** Begin DATASET ENTRIES **
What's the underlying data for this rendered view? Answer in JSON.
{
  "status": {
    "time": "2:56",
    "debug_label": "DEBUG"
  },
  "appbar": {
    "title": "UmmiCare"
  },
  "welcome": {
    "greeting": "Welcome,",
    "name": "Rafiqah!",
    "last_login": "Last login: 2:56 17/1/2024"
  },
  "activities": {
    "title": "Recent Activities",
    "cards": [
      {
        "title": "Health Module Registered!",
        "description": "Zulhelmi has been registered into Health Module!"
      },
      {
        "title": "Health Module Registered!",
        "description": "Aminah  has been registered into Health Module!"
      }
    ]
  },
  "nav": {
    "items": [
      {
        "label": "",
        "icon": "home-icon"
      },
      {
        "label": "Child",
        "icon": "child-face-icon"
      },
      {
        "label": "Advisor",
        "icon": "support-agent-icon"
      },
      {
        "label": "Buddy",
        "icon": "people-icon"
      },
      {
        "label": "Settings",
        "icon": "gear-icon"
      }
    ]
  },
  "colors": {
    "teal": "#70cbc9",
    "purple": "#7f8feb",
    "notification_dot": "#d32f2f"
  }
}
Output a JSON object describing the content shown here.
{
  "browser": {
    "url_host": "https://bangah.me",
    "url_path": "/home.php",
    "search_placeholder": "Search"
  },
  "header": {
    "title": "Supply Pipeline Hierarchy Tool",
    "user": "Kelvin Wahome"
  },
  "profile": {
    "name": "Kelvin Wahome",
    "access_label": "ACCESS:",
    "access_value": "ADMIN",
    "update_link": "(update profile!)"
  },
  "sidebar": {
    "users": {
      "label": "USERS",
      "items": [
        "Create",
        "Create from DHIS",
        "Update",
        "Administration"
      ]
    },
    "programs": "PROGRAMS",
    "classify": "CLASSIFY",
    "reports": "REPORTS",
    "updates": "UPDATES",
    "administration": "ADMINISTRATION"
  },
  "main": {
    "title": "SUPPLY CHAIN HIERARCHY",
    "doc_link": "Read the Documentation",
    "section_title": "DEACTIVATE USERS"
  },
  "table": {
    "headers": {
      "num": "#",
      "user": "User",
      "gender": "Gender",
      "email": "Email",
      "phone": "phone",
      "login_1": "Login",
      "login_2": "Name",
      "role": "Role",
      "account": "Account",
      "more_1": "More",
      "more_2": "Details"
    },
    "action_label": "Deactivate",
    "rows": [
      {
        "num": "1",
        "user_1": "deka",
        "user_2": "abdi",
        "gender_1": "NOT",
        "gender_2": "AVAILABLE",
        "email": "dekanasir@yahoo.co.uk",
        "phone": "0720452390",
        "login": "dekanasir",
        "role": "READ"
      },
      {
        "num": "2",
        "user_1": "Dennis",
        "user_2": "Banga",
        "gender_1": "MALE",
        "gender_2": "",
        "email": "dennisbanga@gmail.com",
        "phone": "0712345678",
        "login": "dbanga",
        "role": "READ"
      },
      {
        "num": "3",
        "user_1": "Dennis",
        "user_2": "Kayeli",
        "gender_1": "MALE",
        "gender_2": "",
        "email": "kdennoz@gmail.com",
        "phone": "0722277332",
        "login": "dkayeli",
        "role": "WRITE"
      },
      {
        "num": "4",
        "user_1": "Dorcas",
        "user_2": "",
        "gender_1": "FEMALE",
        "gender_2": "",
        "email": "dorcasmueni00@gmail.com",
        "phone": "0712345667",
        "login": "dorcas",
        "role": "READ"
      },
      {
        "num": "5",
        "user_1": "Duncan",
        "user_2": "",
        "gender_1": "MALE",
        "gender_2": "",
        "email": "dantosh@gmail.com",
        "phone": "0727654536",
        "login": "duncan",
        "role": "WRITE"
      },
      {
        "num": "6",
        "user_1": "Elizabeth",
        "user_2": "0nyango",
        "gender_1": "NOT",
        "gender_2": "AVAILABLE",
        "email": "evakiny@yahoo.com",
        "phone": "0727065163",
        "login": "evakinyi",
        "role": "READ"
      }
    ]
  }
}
** End DATASET ENTRIES **
PROBLEM:
Write the entries again, exactly as they stand.

OUTPUT OF THE EXERCISE:
What's the underlying data for this rendered view? Answer in JSON.
{
  "status": {
    "time": "2:56",
    "debug_label": "DEBUG"
  },
  "appbar": {
    "title": "UmmiCare"
  },
  "welcome": {
    "greeting": "Welcome,",
    "name": "Rafiqah!",
    "last_login": "Last login: 2:56 17/1/2024"
  },
  "activities": {
    "title": "Recent Activities",
    "cards": [
      {
        "title": "Health Module Registered!",
        "description": "Zulhelmi has been registered into Health Module!"
      },
      {
        "title": "Health Module Registered!",
        "description": "Aminah  has been registered into Health Module!"
      }
    ]
  },
  "nav": {
    "items": [
      {
        "label": "",
        "icon": "home-icon"
      },
      {
        "label": "Child",
        "icon": "child-face-icon"
      },
      {
        "label": "Advisor",
        "icon": "support-agent-icon"
      },
      {
        "label": "Buddy",
        "icon": "people-icon"
      },
      {
        "label": "Settings",
        "icon": "gear-icon"
      }
    ]
  },
  "colors": {
    "teal": "#70cbc9",
    "purple": "#7f8feb",
    "notification_dot": "#d32f2f"
  }
}
Output a JSON object describing the content shown here.
{
  "browser": {
    "url_host": "https://bangah.me",
    "url_path": "/home.php",
    "search_placeholder": "Search"
  },
  "header": {
    "title": "Supply Pipeline Hierarchy Tool",
    "user": "Kelvin Wahome"
  },
  "profile": {
    "name": "Kelvin Wahome",
    "access_label": "ACCESS:",
    "access_value": "ADMIN",
    "update_link": "(update profile!)"
  },
  "sidebar": {
    "users": {
      "label": "USERS",
      "items": [
        "Create",
        "Create from DHIS",
        "Update",
        "Administration"
      ]
    },
    "programs": "PROGRAMS",
    "classify": "CLASSIFY",
    "reports": "REPORTS",
    "updates": "UPDATES",
    "administration": "ADMINISTRATION"
  },
  "main": {
    "title": "SUPPLY CHAIN HIERARCHY",
    "doc_link": "Read the Documentation",
    "section_title": "DEACTIVATE USERS"
  },
  "table": {
    "headers": {
      "num": "#",
      "user": "User",
      "gender": "Gender",
      "email": "Email",
      "phone": "phone",
      "login_1": "Login",
      "login_2": "Name",
      "role": "Role",
      "account": "Account",
      "more_1": "More",
      "more_2": "Details"
    },
    "action_label": "Deactivate",
    "rows": [
      {
        "num": "1",
        "user_1": "deka",
        "user_2": "abdi",
        "gender_1": "NOT",
        "gender_2": "AVAILABLE",
        "email": "dekanasir@yahoo.co.uk",
        "phone": "0720452390",
        "login": "dekanasir",
        "role": "READ"
      },
      {
        "num": "2",
        "user_1": "Dennis",
        "user_2": "Banga",
        "gender_1": "MALE",
        "gender_2": "",
        "email": "dennisbanga@gmail.com",
        "phone": "0712345678",
        "login": "dbanga",
        "role": "READ"
      },
      {
        "num": "3",
        "user_1": "Dennis",
        "user_2": "Kayeli",
        "gender_1": "MALE",
        "gender_2": "",
        "email": "kdennoz@gmail.com",
        "phone": "0722277332",
        "login": "dkayeli",
        "role": "WRITE"
      },
      {
        "num": "4",
        "user_1": "Dorcas",
        "user_2": "",
        "gender_1": "FEMALE",
        "gender_2": "",
        "email": "dorcasmueni00@gmail.com",
        "phone": "0712345667",
        "login": "dorcas",
        "role": "READ"
      },
      {
        "num": "5",
        "user_1": "Duncan",
        "user_2": "",
        "gender_1": "MALE",
        "gender_2": "",
        "email": "dantosh@gmail.com",
        "phone": "0727654536",
        "login": "duncan",
        "role": "WRITE"
      },
      {
        "num": "6",
        "user_1": "Elizabeth",
        "user_2": "0nyango",
        "gender_1": "NOT",
        "gender_2": "AVAILABLE",
        "email": "evakiny@yahoo.com",
        "phone": "0727065163",
        "login": "evakinyi",
        "role": "READ"
      }
    ]
  }
}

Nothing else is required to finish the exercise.